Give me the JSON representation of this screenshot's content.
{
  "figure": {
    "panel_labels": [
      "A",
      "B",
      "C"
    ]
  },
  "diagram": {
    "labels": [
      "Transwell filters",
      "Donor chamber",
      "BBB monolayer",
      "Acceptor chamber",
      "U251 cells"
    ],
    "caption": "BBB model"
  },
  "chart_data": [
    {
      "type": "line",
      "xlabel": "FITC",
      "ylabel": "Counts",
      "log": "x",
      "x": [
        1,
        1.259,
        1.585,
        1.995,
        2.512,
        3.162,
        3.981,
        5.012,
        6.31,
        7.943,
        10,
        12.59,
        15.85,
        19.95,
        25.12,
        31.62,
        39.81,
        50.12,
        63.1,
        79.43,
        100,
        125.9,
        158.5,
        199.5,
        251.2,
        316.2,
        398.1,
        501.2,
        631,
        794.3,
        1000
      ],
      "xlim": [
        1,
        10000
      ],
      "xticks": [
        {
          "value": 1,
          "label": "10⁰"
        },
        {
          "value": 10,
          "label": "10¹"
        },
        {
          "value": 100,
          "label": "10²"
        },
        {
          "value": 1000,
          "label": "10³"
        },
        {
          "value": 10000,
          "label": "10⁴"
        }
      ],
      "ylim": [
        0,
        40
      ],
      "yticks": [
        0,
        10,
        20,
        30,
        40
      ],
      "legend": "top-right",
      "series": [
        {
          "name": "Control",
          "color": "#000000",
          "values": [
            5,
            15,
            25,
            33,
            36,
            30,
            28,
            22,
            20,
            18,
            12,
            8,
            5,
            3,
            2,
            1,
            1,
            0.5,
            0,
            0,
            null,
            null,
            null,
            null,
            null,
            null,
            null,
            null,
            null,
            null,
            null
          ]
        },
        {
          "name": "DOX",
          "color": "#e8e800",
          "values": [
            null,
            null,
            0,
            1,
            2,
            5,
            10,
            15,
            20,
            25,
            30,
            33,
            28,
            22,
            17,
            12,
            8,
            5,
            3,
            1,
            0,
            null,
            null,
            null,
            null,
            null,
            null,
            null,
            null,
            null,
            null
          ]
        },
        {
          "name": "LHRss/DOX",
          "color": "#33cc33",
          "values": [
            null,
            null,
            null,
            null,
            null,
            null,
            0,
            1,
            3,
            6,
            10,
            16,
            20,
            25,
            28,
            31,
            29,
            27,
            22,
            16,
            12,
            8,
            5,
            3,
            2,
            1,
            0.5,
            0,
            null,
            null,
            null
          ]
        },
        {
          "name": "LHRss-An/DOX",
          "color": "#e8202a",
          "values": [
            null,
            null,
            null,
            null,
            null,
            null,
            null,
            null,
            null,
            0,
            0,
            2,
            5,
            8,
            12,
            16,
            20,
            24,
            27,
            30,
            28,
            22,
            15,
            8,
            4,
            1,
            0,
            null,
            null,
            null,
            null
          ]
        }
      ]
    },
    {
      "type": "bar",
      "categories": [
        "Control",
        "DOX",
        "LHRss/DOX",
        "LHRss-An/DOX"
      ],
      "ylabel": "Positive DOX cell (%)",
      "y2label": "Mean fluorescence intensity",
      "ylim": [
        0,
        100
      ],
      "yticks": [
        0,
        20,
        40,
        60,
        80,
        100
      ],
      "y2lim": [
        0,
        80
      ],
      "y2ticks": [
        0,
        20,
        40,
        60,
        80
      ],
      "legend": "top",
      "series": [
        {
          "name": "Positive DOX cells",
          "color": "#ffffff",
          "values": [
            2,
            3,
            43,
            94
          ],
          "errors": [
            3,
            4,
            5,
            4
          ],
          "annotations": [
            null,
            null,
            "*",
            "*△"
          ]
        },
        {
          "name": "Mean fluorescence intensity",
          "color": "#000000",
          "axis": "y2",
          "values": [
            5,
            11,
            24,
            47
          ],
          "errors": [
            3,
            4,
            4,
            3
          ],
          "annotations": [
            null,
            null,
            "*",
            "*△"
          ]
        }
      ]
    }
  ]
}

========================

- **TASK**
Give the listing above again in full, exactly as written.

- **TASK OUTPUT**
Give me the JSON representation of this screenshot's content.
{
  "figure": {
    "panel_labels": [
      "A",
      "B",
      "C"
    ]
  },
  "diagram": {
    "labels": [
      "Transwell filters",
      "Donor chamber",
      "BBB monolayer",
      "Acceptor chamber",
      "U251 cells"
    ],
    "caption": "BBB model"
  },
  "chart_data": [
    {
      "type": "line",
      "xlabel": "FITC",
      "ylabel": "Counts",
      "log": "x",
      "x": [
        1,
        1.259,
        1.585,
        1.995,
        2.512,
        3.162,
        3.981,
        5.012,
        6.31,
        7.943,
        10,
        12.59,
        15.85,
        19.95,
        25.12,
        31.62,
        39.81,
        50.12,
        63.1,
        79.43,
        100,
        125.9,
        158.5,
        199.5,
        251.2,
        316.2,
        398.1,
        501.2,
        631,
        794.3,
        1000
      ],
      "xlim": [
        1,
        10000
      ],
      "xticks": [
        {
          "value": 1,
          "label": "10⁰"
        },
        {
          "value": 10,
          "label": "10¹"
        },
        {
          "value": 100,
          "label": "10²"
        },
        {
          "value": 1000,
          "label": "10³"
        },
        {
          "value": 10000,
          "label": "10⁴"
        }
      ],
      "ylim": [
        0,
        40
      ],
      "yticks": [
        0,
        10,
        20,
        30,
        40
      ],
      "legend": "top-right",
      "series": [
        {
          "name": "Control",
          "color": "#000000",
          "values": [
            5,
            15,
            25,
            33,
            36,
            30,
            28,
            22,
            20,
            18,
            12,
            8,
            5,
            3,
            2,
            1,
            1,
            0.5,
            0,
            0,
            null,
            null,
            null,
            null,
            null,
            null,
            null,
            null,
            null,
            null,
            null
          ]
        },
        {
          "name": "DOX",
          "color": "#e8e800",
          "values": [
            null,
            null,
            0,
            1,
            2,
            5,
            10,
            15,
            20,
            25,
            30,
            33,
            28,
            22,
            17,
            12,
            8,
            5,
            3,
            1,
            0,
            null,
            null,
            null,
            null,
            null,
            null,
            null,
            null,
            null,
            null
          ]
        },
        {
          "name": "LHRss/DOX",
          "color": "#33cc33",
          "values": [
            null,
            null,
            null,
            null,
            null,
            null,
            0,
            1,
            3,
            6,
            10,
            16,
            20,
            25,
            28,
            31,
            29,
            27,
            22,
            16,
            12,
            8,
            5,
            3,
            2,
            1,
            0.5,
            0,
            null,
            null,
            null
          ]
        },
        {
          "name": "LHRss-An/DOX",
          "color": "#e8202a",
          "values": [
            null,
            null,
            null,
            null,
            null,
            null,
            null,
            null,
            null,
            0,
            0,
            2,
            5,
            8,
            12,
            16,
            20,
            24,
            27,
            30,
            28,
            22,
            15,
            8,
            4,
            1,
            0,
            null,
            null,
            null,
            null
          ]
        }
      ]
    },
    {
      "type": "bar",
      "categories": [
        "Control",
        "DOX",
        "LHRss/DOX",
        "LHRss-An/DOX"
      ],
      "ylabel": "Positive DOX cell (%)",
      "y2label": "Mean fluorescence intensity",
      "ylim": [
        0,
        100
      ],
      "yticks": [
        0,
        20,
        40,
        60,
        80,
        100
      ],
      "y2lim": [
        0,
        80
      ],
      "y2ticks": [
        0,
        20,
        40,
        60,
        80
      ],
      "legend": "top",
      "series": [
        {
          "name": "Positive DOX cells",
          "color": "#ffffff",
          "values": [
            2,
            3,
            43,
            94
          ],
          "errors": [
            3,
            4,
            5,
            4
          ],
          "annotations": [
            null,
            null,
            "*",
            "*△"
          ]
        },
        {
          "name": "Mean fluorescence intensity",
          "color": "#000000",
          "axis": "y2",
          "values": [
            5,
            11,
            24,
            47
          ],
          "errors": [
            3,
            4,
            4,
            3
          ],
          "annotations": [
            null,
            null,
            "*",
            "*△"
          ]
        }
      ]
    }
  ]
}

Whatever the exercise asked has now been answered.